***** PROVIDED MATERIAL *****
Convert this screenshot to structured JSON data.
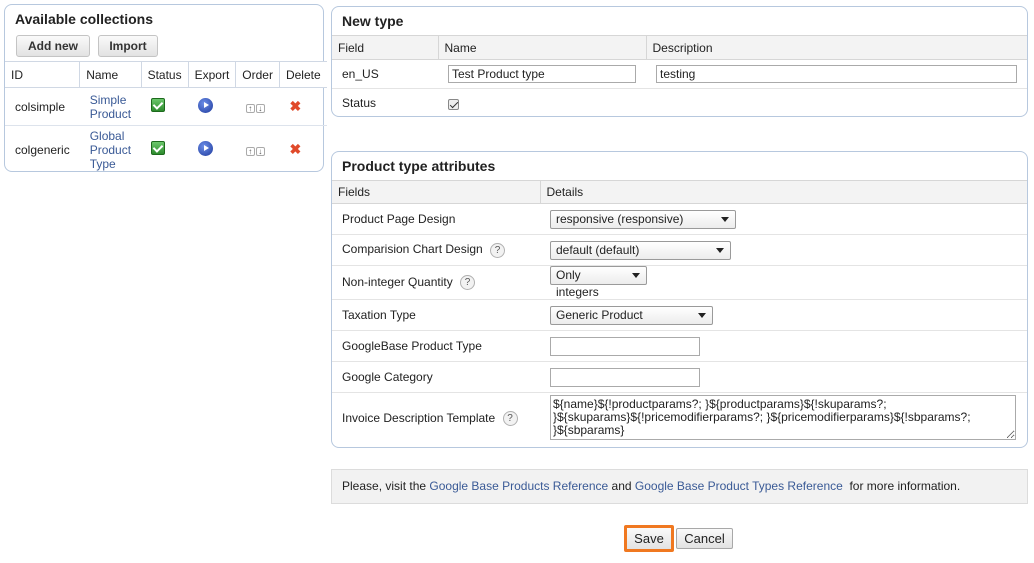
{
  "collections": {
    "title": "Available collections",
    "add_new_label": "Add new",
    "import_label": "Import",
    "columns": [
      "ID",
      "Name",
      "Status",
      "Export",
      "Order",
      "Delete"
    ],
    "rows": [
      {
        "id": "colsimple",
        "name_lines": [
          "Simple",
          "Product"
        ]
      },
      {
        "id": "colgeneric",
        "name_lines": [
          "Global",
          "Product",
          "Type"
        ]
      }
    ]
  },
  "new_type": {
    "title": "New type",
    "columns": [
      "Field",
      "Name",
      "Description"
    ],
    "locale_label": "en_US",
    "name_value": "Test Product type",
    "description_value": "testing",
    "status_label": "Status",
    "status_checked": true
  },
  "attributes": {
    "title": "Product type attributes",
    "columns": [
      "Fields",
      "Details"
    ],
    "product_page_design": {
      "label": "Product Page Design",
      "value": "responsive (responsive)"
    },
    "comparison_chart_design": {
      "label": "Comparision Chart Design",
      "value": "default (default)"
    },
    "non_integer_quantity": {
      "label": "Non-integer Quantity",
      "value": "Only integers"
    },
    "taxation_type": {
      "label": "Taxation Type",
      "value": "Generic Product"
    },
    "googlebase_product_type": {
      "label": "GoogleBase Product Type",
      "value": ""
    },
    "google_category": {
      "label": "Google Category",
      "value": ""
    },
    "invoice_description_template": {
      "label": "Invoice Description Template",
      "value": "${name}${!productparams?; }${productparams}${!skuparams?; }${skuparams}${!pricemodifierparams?; }${pricemodifierparams}${!sbparams?; }${sbparams}"
    },
    "help_glyph": "?"
  },
  "info": {
    "prefix": "Please, visit the",
    "link1": "Google Base Products Reference",
    "middle": "and",
    "link2": "Google Base Product Types Reference",
    "suffix": "for more information."
  },
  "actions": {
    "save_label": "Save",
    "cancel_label": "Cancel"
  },
  "colors": {
    "accent_link": "#3a5a96",
    "panel_border": "#b7c8de",
    "save_highlight": "#f07820"
  }
}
*****
▸ EXERCISE
Omit every picture while copying the listing above exactly.

▸ WRITTEN SOLUTION
Convert this screenshot to structured JSON data.
{
  "collections": {
    "title": "Available collections",
    "add_new_label": "Add new",
    "import_label": "Import",
    "columns": [
      "ID",
      "Name",
      "Status",
      "Export",
      "Order",
      "Delete"
    ],
    "rows": [
      {
        "id": "colsimple",
        "name_lines": [
          "Simple",
          "Product"
        ]
      },
      {
        "id": "colgeneric",
        "name_lines": [
          "Global",
          "Product",
          "Type"
        ]
      }
    ]
  },
  "new_type": {
    "title": "New type",
    "columns": [
      "Field",
      "Name",
      "Description"
    ],
    "locale_label": "en_US",
    "name_value": "Test Product type",
    "description_value": "testing",
    "status_label": "Status",
    "status_checked": true
  },
  "attributes": {
    "title": "Product type attributes",
    "columns": [
      "Fields",
      "Details"
    ],
    "product_page_design": {
      "label": "Product Page Design",
      "value": "responsive (responsive)"
    },
    "comparison_chart_design": {
      "label": "Comparision Chart Design",
      "value": "default (default)"
    },
    "non_integer_quantity": {
      "label": "Non-integer Quantity",
      "value": "Only integers"
    },
    "taxation_type": {
      "label": "Taxation Type",
      "value": "Generic Product"
    },
    "googlebase_product_type": {
      "label": "GoogleBase Product Type",
      "value": ""
    },
    "google_category": {
      "label": "Google Category",
      "value": ""
    },
    "invoice_description_template": {
      "label": "Invoice Description Template",
      "value": "${name}${!productparams?; }${productparams}${!skuparams?; }${skuparams}${!pricemodifierparams?; }${pricemodifierparams}${!sbparams?; }${sbparams}"
    },
    "help_glyph": "?"
  },
  "info": {
    "prefix": "Please, visit the",
    "link1": "Google Base Products Reference",
    "middle": "and",
    "link2": "Google Base Product Types Reference",
    "suffix": "for more information."
  },
  "actions": {
    "save_label": "Save",
    "cancel_label": "Cancel"
  },
  "colors": {
    "accent_link": "#3a5a96",
    "panel_border": "#b7c8de",
    "save_highlight": "#f07820"
  }
}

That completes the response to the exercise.